[Records contained in a dataset]
* Start *

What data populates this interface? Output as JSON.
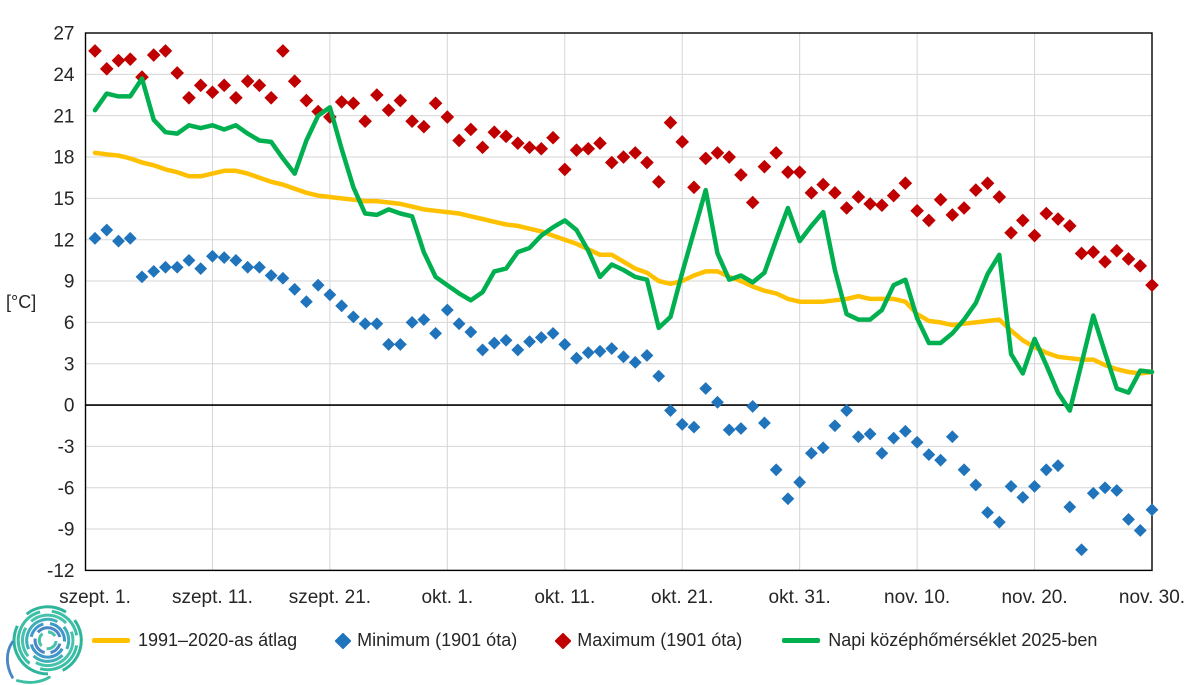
{
  "y_axis": {
    "unit_label": "[°C]",
    "ticks": [
      27,
      24,
      21,
      18,
      15,
      12,
      9,
      6,
      3,
      0,
      -3,
      -6,
      -9,
      -12
    ]
  },
  "colors": {
    "grid": "#D6D6D6",
    "frame": "#000000",
    "zero_line": "#000000",
    "axis_text": "#262626",
    "avg": "#FFC000",
    "min": "#2074BC",
    "max": "#C00000",
    "daily": "#00B050"
  },
  "logo": {
    "name": "hungaromet-spiral-logo",
    "colors": [
      "#2FB59C",
      "#3CBFA4",
      "#45C3AB",
      "#3FAEBB",
      "#3E97C9",
      "#4A86C6"
    ]
  },
  "chart_data": {
    "type": "line",
    "title": "",
    "xlabel": "",
    "ylabel": "[°C]",
    "ylim": [
      -12,
      27
    ],
    "y_step": 3,
    "grid": true,
    "legend_position": "bottom",
    "x_description": "Daily values, Sept 1 - Nov 30 (91 days), ticks every 10 days",
    "x_tick_labels": [
      "szept. 1.",
      "szept. 11.",
      "szept. 21.",
      "okt. 1.",
      "okt. 11.",
      "okt. 21.",
      "okt. 31.",
      "nov. 10.",
      "nov. 20.",
      "nov. 30."
    ],
    "x_tick_positions": [
      0,
      10,
      20,
      30,
      40,
      50,
      60,
      70,
      80,
      90
    ],
    "series": [
      {
        "key": "avg",
        "name": "1991–2020-as átlag",
        "type": "line",
        "color": "#FFC000",
        "values": [
          18.3,
          18.2,
          18.1,
          17.9,
          17.6,
          17.4,
          17.1,
          16.9,
          16.6,
          16.6,
          16.8,
          17.0,
          17.0,
          16.8,
          16.5,
          16.2,
          16.0,
          15.7,
          15.4,
          15.2,
          15.1,
          15.0,
          14.9,
          14.8,
          14.8,
          14.7,
          14.6,
          14.4,
          14.2,
          14.1,
          14.0,
          13.9,
          13.7,
          13.5,
          13.3,
          13.1,
          13.0,
          12.8,
          12.6,
          12.3,
          12.0,
          11.7,
          11.3,
          10.9,
          10.9,
          10.4,
          9.9,
          9.6,
          9.0,
          8.8,
          9.0,
          9.4,
          9.7,
          9.7,
          9.3,
          9.0,
          8.6,
          8.3,
          8.1,
          7.7,
          7.5,
          7.5,
          7.5,
          7.6,
          7.7,
          7.9,
          7.7,
          7.7,
          7.7,
          7.5,
          6.6,
          6.1,
          6.0,
          5.8,
          5.9,
          6.0,
          6.1,
          6.2,
          5.4,
          4.7,
          4.2,
          3.8,
          3.5,
          3.4,
          3.3,
          3.3,
          2.9,
          2.6,
          2.4,
          2.3,
          2.4
        ]
      },
      {
        "key": "min",
        "name": "Minimum (1901 óta)",
        "type": "scatter",
        "marker": "diamond",
        "color": "#2074BC",
        "values": [
          12.1,
          12.7,
          11.9,
          12.1,
          9.3,
          9.7,
          10.0,
          10.0,
          10.5,
          9.9,
          10.8,
          10.7,
          10.5,
          10.0,
          10.0,
          9.4,
          9.2,
          8.4,
          7.5,
          8.7,
          8.0,
          7.2,
          6.4,
          5.9,
          5.9,
          4.4,
          4.4,
          6.0,
          6.2,
          5.2,
          6.9,
          5.9,
          5.3,
          4.0,
          4.5,
          4.7,
          4.0,
          4.6,
          4.9,
          5.2,
          4.4,
          3.4,
          3.8,
          3.9,
          4.1,
          3.5,
          3.1,
          3.6,
          2.1,
          -0.4,
          -1.4,
          -1.6,
          1.2,
          0.2,
          -1.8,
          -1.7,
          -0.1,
          -1.3,
          -4.7,
          -6.8,
          -5.6,
          -3.5,
          -3.1,
          -1.5,
          -0.4,
          -2.3,
          -2.1,
          -3.5,
          -2.4,
          -1.9,
          -2.7,
          -3.6,
          -4.0,
          -2.3,
          -4.7,
          -5.8,
          -7.8,
          -8.5,
          -5.9,
          -6.7,
          -5.9,
          -4.7,
          -4.4,
          -7.4,
          -10.5,
          -6.4,
          -6.0,
          -6.2,
          -8.3,
          -9.1,
          -7.6
        ]
      },
      {
        "key": "max",
        "name": "Maximum (1901 óta)",
        "type": "scatter",
        "marker": "diamond",
        "color": "#C00000",
        "values": [
          25.7,
          24.4,
          25.0,
          25.1,
          23.8,
          25.4,
          25.7,
          24.1,
          22.3,
          23.2,
          22.7,
          23.2,
          22.3,
          23.5,
          23.2,
          22.3,
          25.7,
          23.5,
          22.1,
          21.3,
          20.9,
          22.0,
          21.9,
          20.6,
          22.5,
          21.4,
          22.1,
          20.6,
          20.2,
          21.9,
          20.9,
          19.2,
          20.0,
          18.7,
          19.8,
          19.5,
          19.0,
          18.7,
          18.6,
          19.4,
          17.1,
          18.5,
          18.6,
          19.0,
          17.6,
          18.0,
          18.3,
          17.6,
          16.2,
          20.5,
          19.1,
          15.8,
          17.9,
          18.3,
          18.0,
          16.7,
          14.7,
          17.3,
          18.3,
          16.9,
          16.9,
          15.4,
          16.0,
          15.4,
          14.3,
          15.1,
          14.6,
          14.5,
          15.2,
          16.1,
          14.1,
          13.4,
          14.9,
          13.8,
          14.3,
          15.6,
          16.1,
          15.1,
          12.5,
          13.4,
          12.3,
          13.9,
          13.5,
          13.0,
          11.0,
          11.1,
          10.4,
          11.2,
          10.6,
          10.1,
          8.7
        ]
      },
      {
        "key": "daily",
        "name": "Napi középhőmérséklet 2025-ben",
        "type": "line",
        "color": "#00B050",
        "values": [
          21.4,
          22.6,
          22.4,
          22.4,
          23.7,
          20.7,
          19.8,
          19.7,
          20.3,
          20.1,
          20.3,
          20.0,
          20.3,
          19.7,
          19.2,
          19.1,
          17.9,
          16.8,
          19.2,
          21.0,
          21.6,
          18.6,
          15.8,
          13.9,
          13.8,
          14.2,
          13.9,
          13.7,
          11.1,
          9.3,
          8.7,
          8.1,
          7.6,
          8.2,
          9.7,
          9.9,
          11.1,
          11.4,
          12.3,
          12.9,
          13.4,
          12.7,
          11.2,
          9.3,
          10.2,
          9.8,
          9.3,
          9.1,
          5.6,
          6.4,
          9.6,
          12.6,
          15.6,
          11.0,
          9.1,
          9.4,
          8.9,
          9.6,
          12.0,
          14.3,
          11.9,
          13.0,
          14.0,
          9.8,
          6.6,
          6.2,
          6.2,
          6.9,
          8.7,
          9.1,
          6.3,
          4.5,
          4.5,
          5.2,
          6.2,
          7.4,
          9.5,
          10.9,
          3.7,
          2.3,
          4.8,
          2.9,
          0.9,
          -0.4,
          3.0,
          6.5,
          3.8,
          1.2,
          0.9,
          2.5,
          2.4
        ]
      }
    ]
  }
}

* End *

**Goal**
Pick out every line above that contains the word "name" and copy it.

**Completed exercise**
    "name": "hungaromet-spiral-logo",
        "name": "1991–2020-as átlag",
        "name": "Minimum (1901 óta)",
        "name": "Maximum (1901 óta)",
        "name": "Napi középhőmérséklet 2025-ben",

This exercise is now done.